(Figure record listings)

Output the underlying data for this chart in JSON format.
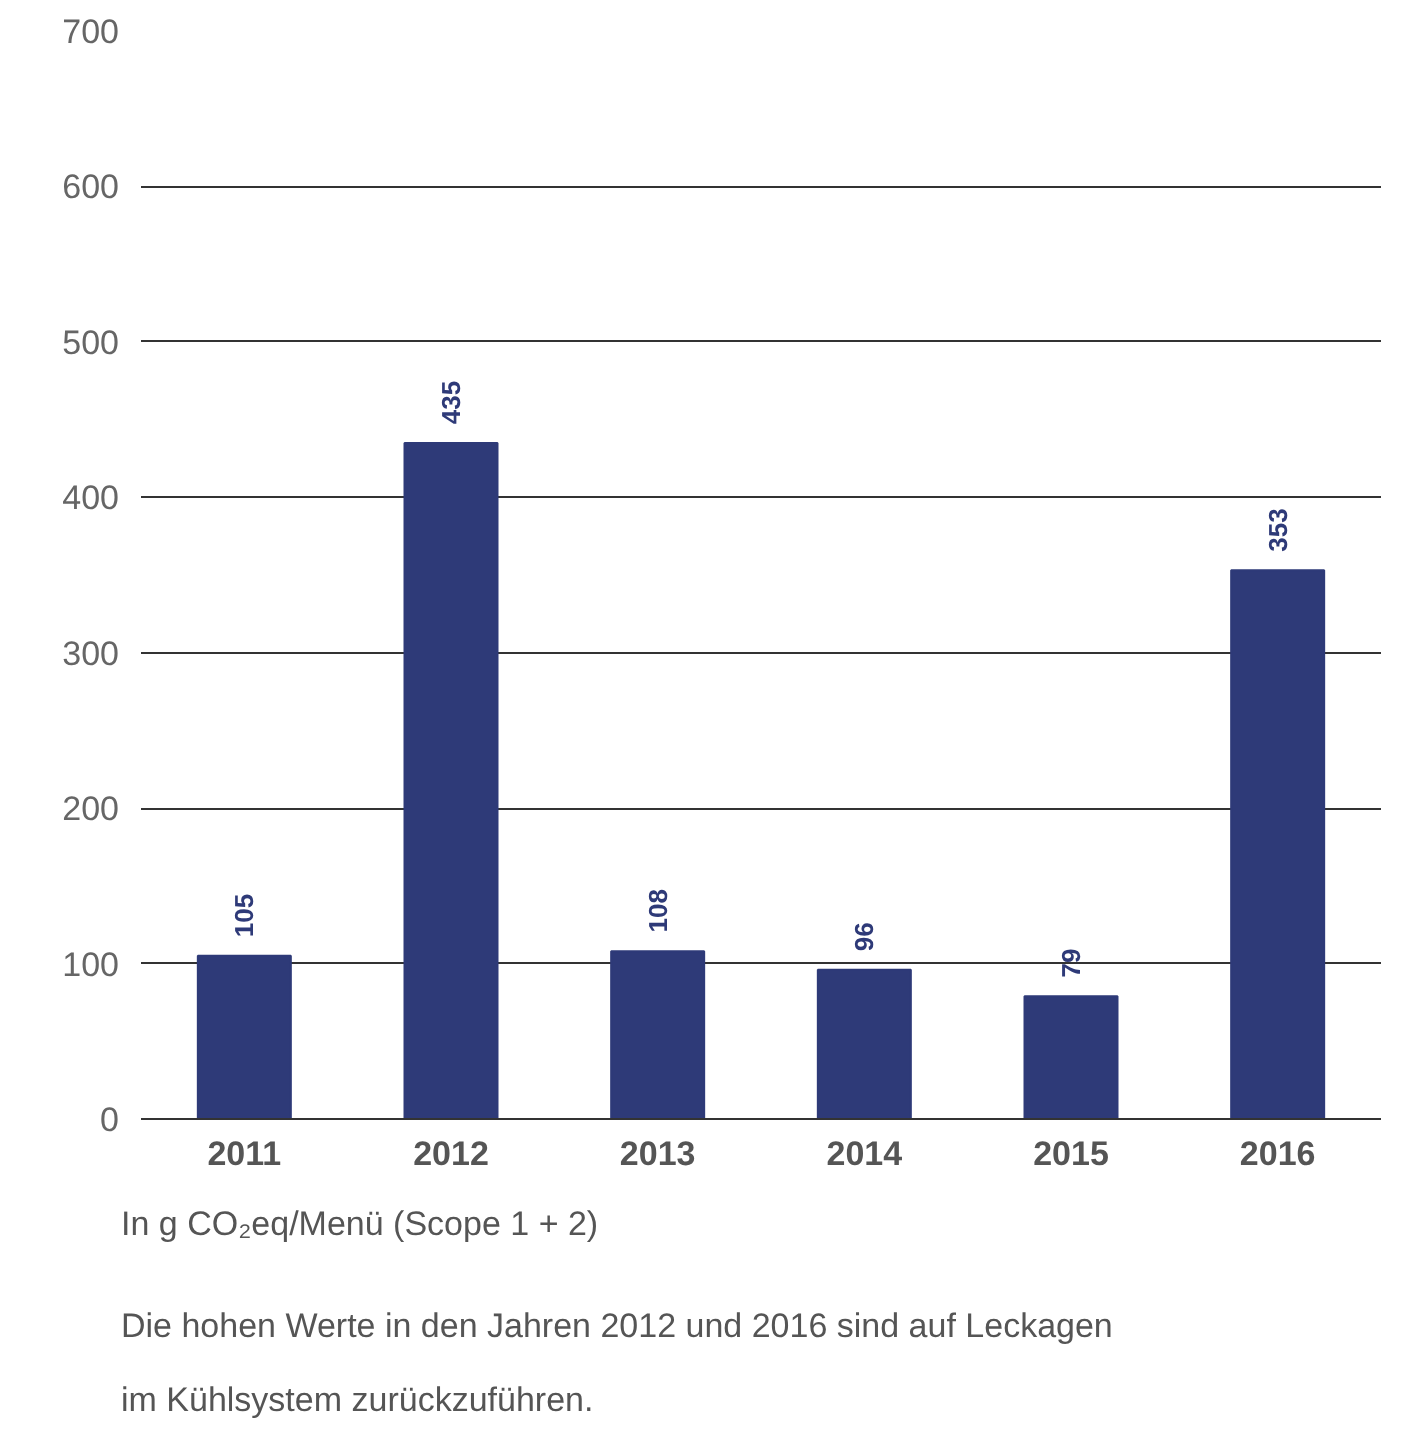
{
  "chart_data": {
    "type": "bar",
    "categories": [
      "2011",
      "2012",
      "2013",
      "2014",
      "2015",
      "2016"
    ],
    "values": [
      105,
      435,
      108,
      96,
      79,
      353
    ],
    "color": "#2e3a78",
    "ylim": [
      0,
      700
    ],
    "yticks": [
      0,
      100,
      200,
      300,
      400,
      500,
      600,
      700
    ],
    "grid": "y",
    "data_labels": true,
    "annotations": [
      "In g CO₂eq/Menü (Scope 1 + 2)",
      "Die hohen Werte in den Jahren 2012 und 2016 sind auf Leckagen im Kühlsystem zurückzuführen."
    ]
  }
}
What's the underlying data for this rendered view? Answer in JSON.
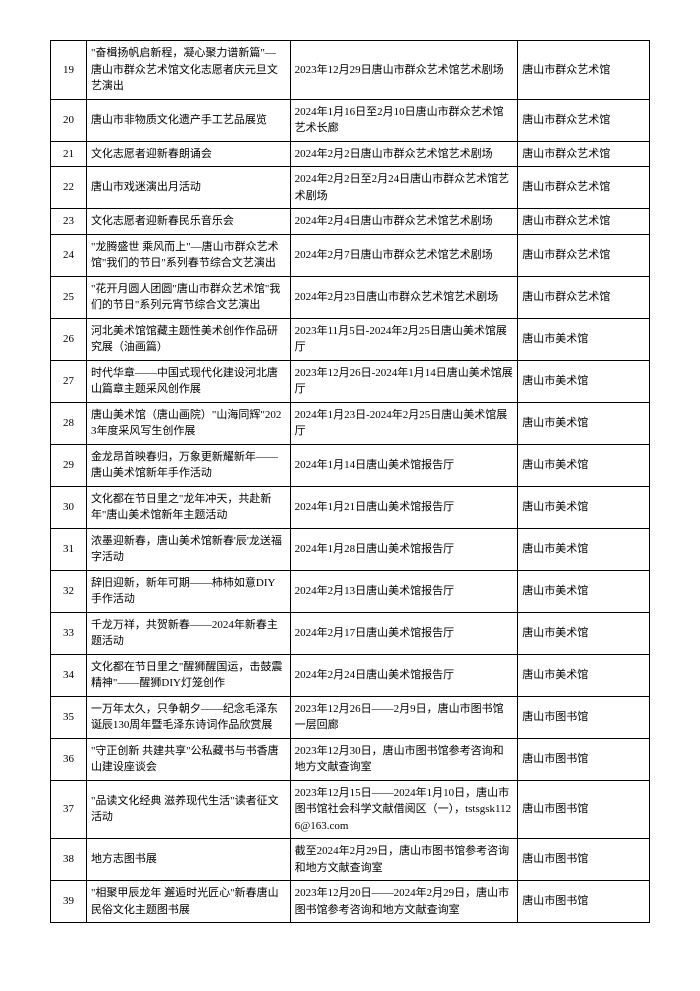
{
  "rows": [
    {
      "n": "19",
      "a": "\"奋楫扬帆启新程，凝心聚力谱新篇\"—唐山市群众艺术馆文化志愿者庆元旦文艺演出",
      "b": "2023年12月29日唐山市群众艺术馆艺术剧场",
      "c": "唐山市群众艺术馆"
    },
    {
      "n": "20",
      "a": "唐山市非物质文化遗产手工艺品展览",
      "b": "2024年1月16日至2月10日唐山市群众艺术馆艺术长廊",
      "c": "唐山市群众艺术馆"
    },
    {
      "n": "21",
      "a": "文化志愿者迎新春朗诵会",
      "b": "2024年2月2日唐山市群众艺术馆艺术剧场",
      "c": "唐山市群众艺术馆"
    },
    {
      "n": "22",
      "a": "唐山市戏迷演出月活动",
      "b": "2024年2月2日至2月24日唐山市群众艺术馆艺术剧场",
      "c": "唐山市群众艺术馆"
    },
    {
      "n": "23",
      "a": "文化志愿者迎新春民乐音乐会",
      "b": "2024年2月4日唐山市群众艺术馆艺术剧场",
      "c": "唐山市群众艺术馆"
    },
    {
      "n": "24",
      "a": "\"龙腾盛世 乘风而上\"—唐山市群众艺术馆\"我们的节日\"系列春节综合文艺演出",
      "b": "2024年2月7日唐山市群众艺术馆艺术剧场",
      "c": "唐山市群众艺术馆"
    },
    {
      "n": "25",
      "a": "\"花开月圆人团圆\"唐山市群众艺术馆\"我们的节日\"系列元宵节综合文艺演出",
      "b": "2024年2月23日唐山市群众艺术馆艺术剧场",
      "c": "唐山市群众艺术馆"
    },
    {
      "n": "26",
      "a": "河北美术馆馆藏主题性美术创作作品研究展（油画篇）",
      "b": "2023年11月5日-2024年2月25日唐山美术馆展厅",
      "c": "唐山市美术馆"
    },
    {
      "n": "27",
      "a": "时代华章——中国式现代化建设河北唐山篇章主题采风创作展",
      "b": "2023年12月26日-2024年1月14日唐山美术馆展厅",
      "c": "唐山市美术馆"
    },
    {
      "n": "28",
      "a": "唐山美术馆（唐山画院）\"山海同辉\"2023年度采风写生创作展",
      "b": "2024年1月23日-2024年2月25日唐山美术馆展厅",
      "c": "唐山市美术馆"
    },
    {
      "n": "29",
      "a": "金龙昂首映春归，万象更新耀新年——唐山美术馆新年手作活动",
      "b": "2024年1月14日唐山美术馆报告厅",
      "c": "唐山市美术馆"
    },
    {
      "n": "30",
      "a": "文化都在节日里之\"龙年冲天，共赴新年\"唐山美术馆新年主题活动",
      "b": "2024年1月21日唐山美术馆报告厅",
      "c": "唐山市美术馆"
    },
    {
      "n": "31",
      "a": "浓墨迎新春，唐山美术馆新春'辰'龙送福字活动",
      "b": "2024年1月28日唐山美术馆报告厅",
      "c": "唐山市美术馆"
    },
    {
      "n": "32",
      "a": "辞旧迎新，新年可期——柿柿如意DIY手作活动",
      "b": "2024年2月13日唐山美术馆报告厅",
      "c": "唐山市美术馆"
    },
    {
      "n": "33",
      "a": "千龙万祥，共贺新春——2024年新春主题活动",
      "b": "2024年2月17日唐山美术馆报告厅",
      "c": "唐山市美术馆"
    },
    {
      "n": "34",
      "a": "文化都在节日里之\"醒狮醒国运，击鼓震精神\"——醒狮DIY灯笼创作",
      "b": "2024年2月24日唐山美术馆报告厅",
      "c": "唐山市美术馆"
    },
    {
      "n": "35",
      "a": "一万年太久，只争朝夕——纪念毛泽东诞辰130周年暨毛泽东诗词作品欣赏展",
      "b": "2023年12月26日——2月9日，唐山市图书馆一层回廊",
      "c": "唐山市图书馆"
    },
    {
      "n": "36",
      "a": "\"守正创新 共建共享\"公私藏书与书香唐山建设座谈会",
      "b": "2023年12月30日，唐山市图书馆参考咨询和地方文献查询室",
      "c": "唐山市图书馆"
    },
    {
      "n": "37",
      "a": "\"品读文化经典 滋养现代生活\"读者征文活动",
      "b": "2023年12月15日——2024年1月10日，唐山市图书馆社会科学文献借阅区（一），tstsgsk1126@163.com",
      "c": "唐山市图书馆"
    },
    {
      "n": "38",
      "a": "地方志图书展",
      "b": "截至2024年2月29日，唐山市图书馆参考咨询和地方文献查询室",
      "c": "唐山市图书馆"
    },
    {
      "n": "39",
      "a": "\"相聚甲辰龙年 邂逅时光匠心\"新春唐山民俗文化主题图书展",
      "b": "2023年12月20日——2024年2月29日，唐山市图书馆参考咨询和地方文献查询室",
      "c": "唐山市图书馆"
    }
  ]
}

Goal of the exercise »
Of all the lines in the listing above, how many contain the word "this"? Answer with the number alone.

Reply to the exercise »
2